:: Task data
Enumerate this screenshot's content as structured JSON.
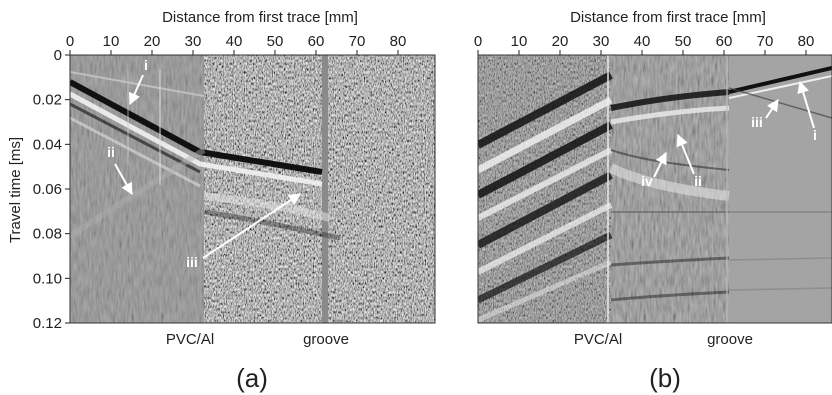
{
  "figure": {
    "x_title": "Distance from first trace [mm]",
    "y_title": "Travel time [ms]",
    "x_ticks": [
      "0",
      "10",
      "20",
      "30",
      "40",
      "50",
      "60",
      "70",
      "80"
    ],
    "y_ticks": [
      "0",
      "0.02",
      "0.04",
      "0.06",
      "0.08",
      "0.10",
      "0.12"
    ],
    "boundary_labels": [
      "PVC/Al",
      "groove"
    ]
  },
  "panels": [
    {
      "label": "(a)",
      "annotations": [
        "i",
        "ii",
        "iii"
      ]
    },
    {
      "label": "(b)",
      "annotations": [
        "iii",
        "i",
        "iv",
        "ii"
      ]
    }
  ]
}
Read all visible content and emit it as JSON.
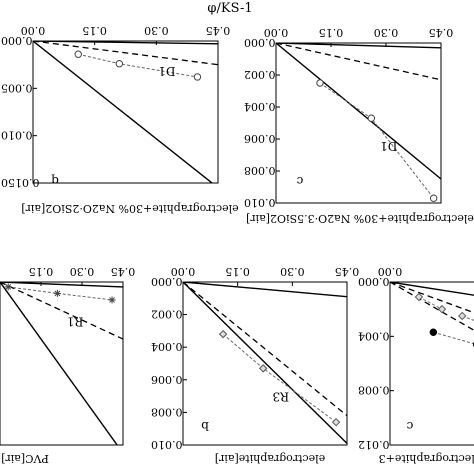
{
  "top_label": "φ/KS-1",
  "chart_data": [
    {
      "type": "line",
      "id": "p1",
      "panel_letter": "q",
      "xlabel": "electrographite+30% Na2O·2SiO2[air]",
      "xlim": [
        0,
        0.45
      ],
      "ylim": [
        0,
        0.015
      ],
      "xticks": [
        "0.00",
        "0.15",
        "0.30",
        "0.45"
      ],
      "yticks": [
        "0.000",
        "0.005",
        "0.010",
        "0.0150"
      ],
      "lines": [
        {
          "style": "solid",
          "x": [
            0,
            0.45
          ],
          "y": [
            0,
            0.0003
          ]
        },
        {
          "style": "dashed",
          "x": [
            0,
            0.45
          ],
          "y": [
            0,
            0.0025
          ]
        },
        {
          "style": "solid",
          "x": [
            0,
            0.45
          ],
          "y": [
            0,
            0.0155
          ]
        }
      ],
      "series": [
        {
          "name": "D1",
          "marker": "open-circle",
          "x": [
            0.11,
            0.21,
            0.4
          ],
          "y": [
            0.0014,
            0.0024,
            0.0038
          ]
        }
      ]
    },
    {
      "type": "line",
      "id": "p2",
      "panel_letter": "c",
      "xlabel": "electrographite+30% Na2O·3.5SiO2[air]",
      "xlim": [
        0,
        0.45
      ],
      "ylim": [
        0,
        0.01
      ],
      "xticks": [
        "0.00",
        "0.15",
        "0.30",
        "0.45"
      ],
      "yticks": [
        "0.000",
        "0.002",
        "0.004",
        "0.006",
        "0.008",
        "0.010"
      ],
      "lines": [
        {
          "style": "solid",
          "x": [
            0,
            0.45
          ],
          "y": [
            0,
            0.0003
          ]
        },
        {
          "style": "dashed",
          "x": [
            0,
            0.45
          ],
          "y": [
            0,
            0.0023
          ]
        },
        {
          "style": "solid",
          "x": [
            0,
            0.45
          ],
          "y": [
            0,
            0.0085
          ]
        }
      ],
      "series": [
        {
          "name": "D1",
          "marker": "open-circle",
          "x": [
            0.12,
            0.26,
            0.43
          ],
          "y": [
            0.0025,
            0.0047,
            0.0097
          ]
        }
      ]
    },
    {
      "type": "line",
      "id": "p3",
      "panel_letter": "",
      "xlabel": "PVC[air]",
      "xlim": [
        0,
        0.45
      ],
      "ylim": [
        0,
        0.01
      ],
      "xticks": [
        "0.15",
        "0.30",
        "0.45"
      ],
      "yticks": [],
      "lines": [
        {
          "style": "solid",
          "x": [
            0,
            0.45
          ],
          "y": [
            0,
            0.0003
          ]
        },
        {
          "style": "dashed",
          "x": [
            0,
            0.45
          ],
          "y": [
            0,
            0.0035
          ]
        },
        {
          "style": "solid",
          "x": [
            0,
            0.45
          ],
          "y": [
            0,
            0.0105
          ]
        }
      ],
      "series": [
        {
          "name": "R1",
          "marker": "asterisk",
          "x": [
            0.03,
            0.21,
            0.41
          ],
          "y": [
            0.0003,
            0.0007,
            0.0011
          ]
        }
      ]
    },
    {
      "type": "line",
      "id": "p4",
      "panel_letter": "b",
      "xlabel": "electrographite[air]",
      "xlim": [
        0,
        0.45
      ],
      "ylim": [
        0,
        0.01
      ],
      "xticks": [
        "0.00",
        "0.15",
        "0.30",
        "0.45"
      ],
      "yticks": [
        "0.000",
        "0.002",
        "0.004",
        "0.006",
        "0.008",
        "0.010"
      ],
      "lines": [
        {
          "style": "solid",
          "x": [
            0,
            0.45
          ],
          "y": [
            0,
            0.0009
          ]
        },
        {
          "style": "dashed",
          "x": [
            0,
            0.45
          ],
          "y": [
            0,
            0.0082
          ]
        },
        {
          "style": "solid",
          "x": [
            0,
            0.45
          ],
          "y": [
            0,
            0.0099
          ]
        }
      ],
      "series": [
        {
          "name": "R3",
          "marker": "open-diamond",
          "x": [
            0.11,
            0.22,
            0.42
          ],
          "y": [
            0.0032,
            0.0053,
            0.0086
          ]
        }
      ]
    },
    {
      "type": "line",
      "id": "p5",
      "panel_letter": "c",
      "xlabel": "electrographite+3",
      "xlim": [
        0,
        0.45
      ],
      "ylim": [
        0,
        0.012
      ],
      "xticks": [
        "0.00"
      ],
      "yticks": [
        "0.000",
        "0.004",
        "0.008",
        "0.012"
      ],
      "lines": [
        {
          "style": "solid",
          "x": [
            0,
            0.45
          ],
          "y": [
            0,
            0.0015
          ]
        },
        {
          "style": "dashed",
          "x": [
            0,
            0.45
          ],
          "y": [
            0,
            0.0035
          ]
        },
        {
          "style": "dashed",
          "x": [
            0,
            0.45
          ],
          "y": [
            0,
            0.0055
          ]
        }
      ],
      "series": [
        {
          "name": "",
          "marker": "filled-circle",
          "x": [
            0.15,
            0.3
          ],
          "y": [
            0.0037,
            0.0046
          ]
        },
        {
          "name": "",
          "marker": "open-diamond",
          "x": [
            0.25,
            0.35
          ],
          "y": [
            0.0025,
            0.0033
          ]
        },
        {
          "name": "",
          "marker": "open-diamond-gray",
          "x": [
            0.1,
            0.18
          ],
          "y": [
            0.0011,
            0.002
          ]
        }
      ]
    }
  ]
}
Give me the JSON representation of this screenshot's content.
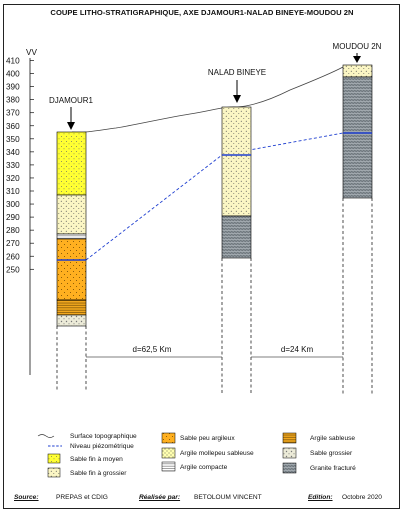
{
  "title": "COUPE LITHO-STRATIGRAPHIQUE, AXE DJAMOUR1-NALAD BINEYE-MOUDOU 2N",
  "axis": {
    "unit_label": "VV",
    "ticks": [
      "410",
      "400",
      "390",
      "380",
      "370",
      "360",
      "350",
      "340",
      "330",
      "320",
      "310",
      "300",
      "290",
      "280",
      "270",
      "260",
      "250"
    ]
  },
  "wells": [
    {
      "name": "DJAMOUR1"
    },
    {
      "name": "NALAD BINEYE"
    },
    {
      "name": "MOUDOU 2N"
    }
  ],
  "distances": [
    "d=62,5 Km",
    "d=24 Km"
  ],
  "legend": {
    "surface": "Surface topographique",
    "piezo": "Niveau piézométrique",
    "sable_fin_moyen": "Sable fin à moyen",
    "sable_fin_grossier": "Sable fin à grossier",
    "sable_peu_argileux": "Sable peu argileux",
    "argile_molle": "Argile mollepeu sableuse",
    "argile_compacte": "Argile compacte",
    "argile_sableuse": "Argile sableuse",
    "sable_grossier": "Sable grossier",
    "granite": "Granite fracturé"
  },
  "footer": {
    "source_key": "Source:",
    "source_val": "PREPAS et CDIG",
    "real_key": "Réalisée par:",
    "real_val": "BETOLOUM VINCENT",
    "edition_key": "Edition:",
    "edition_val": "Octobre 2020"
  },
  "colors": {
    "sable_fin_moyen": "#ffff33",
    "sable_fin_grossier": "#ffffcc",
    "sable_peu_argileux": "#ffb020",
    "argile_compacte": "#ffffff",
    "argile_sableuse": "#f0a820",
    "sable_grossier": "#eeeedd",
    "granite": "#8a9298",
    "piezo": "#1f3fd0"
  }
}
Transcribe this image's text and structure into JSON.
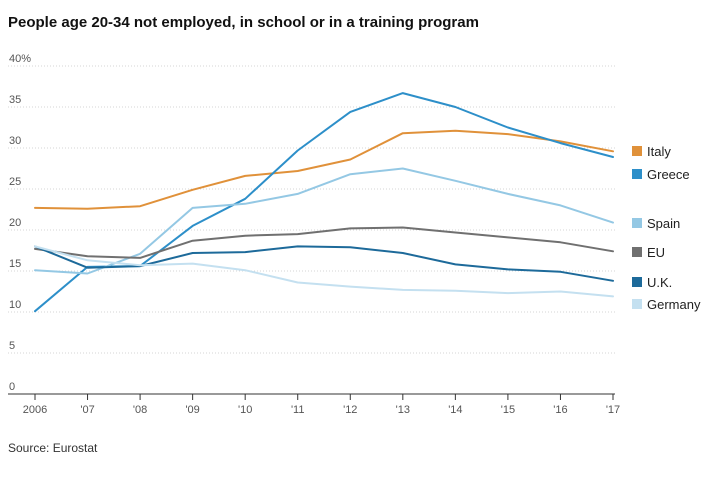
{
  "title": "People age 20-34 not employed, in school or in a training program",
  "source": "Source: Eurostat",
  "chart_data": {
    "type": "line",
    "title": "People age 20-34 not employed, in school or in a training program",
    "xlabel": "",
    "ylabel": "",
    "ylim": [
      0,
      40
    ],
    "yticks": [
      0,
      5,
      10,
      15,
      20,
      25,
      30,
      35,
      40
    ],
    "ytick_labels": [
      "0",
      "5",
      "10",
      "15",
      "20",
      "25",
      "30",
      "35",
      "40%"
    ],
    "x": [
      2006,
      2007,
      2008,
      2009,
      2010,
      2011,
      2012,
      2013,
      2014,
      2015,
      2016,
      2017
    ],
    "xtick_labels": [
      "2006",
      "'07",
      "'08",
      "'09",
      "'10",
      "'11",
      "'12",
      "'13",
      "'14",
      "'15",
      "'16",
      "'17"
    ],
    "grid": true,
    "legend": "right",
    "series": [
      {
        "name": "Italy",
        "color": "#e0913a",
        "values": [
          22.7,
          22.6,
          22.9,
          24.9,
          26.6,
          27.2,
          28.6,
          31.8,
          32.1,
          31.7,
          30.8,
          29.6
        ]
      },
      {
        "name": "Greece",
        "color": "#2d8fc9",
        "values": [
          10.1,
          15.5,
          15.6,
          20.5,
          23.8,
          29.7,
          34.4,
          36.7,
          35.0,
          32.5,
          30.6,
          28.9
        ]
      },
      {
        "name": "Spain",
        "color": "#94c8e4",
        "values": [
          15.1,
          14.7,
          17.1,
          22.7,
          23.2,
          24.4,
          26.8,
          27.5,
          26.0,
          24.4,
          23.0,
          20.9
        ]
      },
      {
        "name": "EU",
        "color": "#707070",
        "values": [
          17.7,
          16.8,
          16.6,
          18.7,
          19.3,
          19.5,
          20.2,
          20.3,
          19.7,
          19.1,
          18.5,
          17.4
        ]
      },
      {
        "name": "U.K.",
        "color": "#1d6a9a",
        "values": [
          18.0,
          15.4,
          15.6,
          17.2,
          17.3,
          18.0,
          17.9,
          17.2,
          15.8,
          15.2,
          14.9,
          13.8
        ]
      },
      {
        "name": "Germany",
        "color": "#c4e0f0",
        "values": [
          18.0,
          16.3,
          15.7,
          15.9,
          15.1,
          13.6,
          13.1,
          12.7,
          12.6,
          12.3,
          12.5,
          11.9
        ]
      }
    ]
  }
}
::::
_Problem_.
Look through the entries and return every line where "employed" appears.

_Exercise response_.
  "title": "People age 20-34 not employed, in school or in a training program",
    "title": "People age 20-34 not employed, in school or in a training program",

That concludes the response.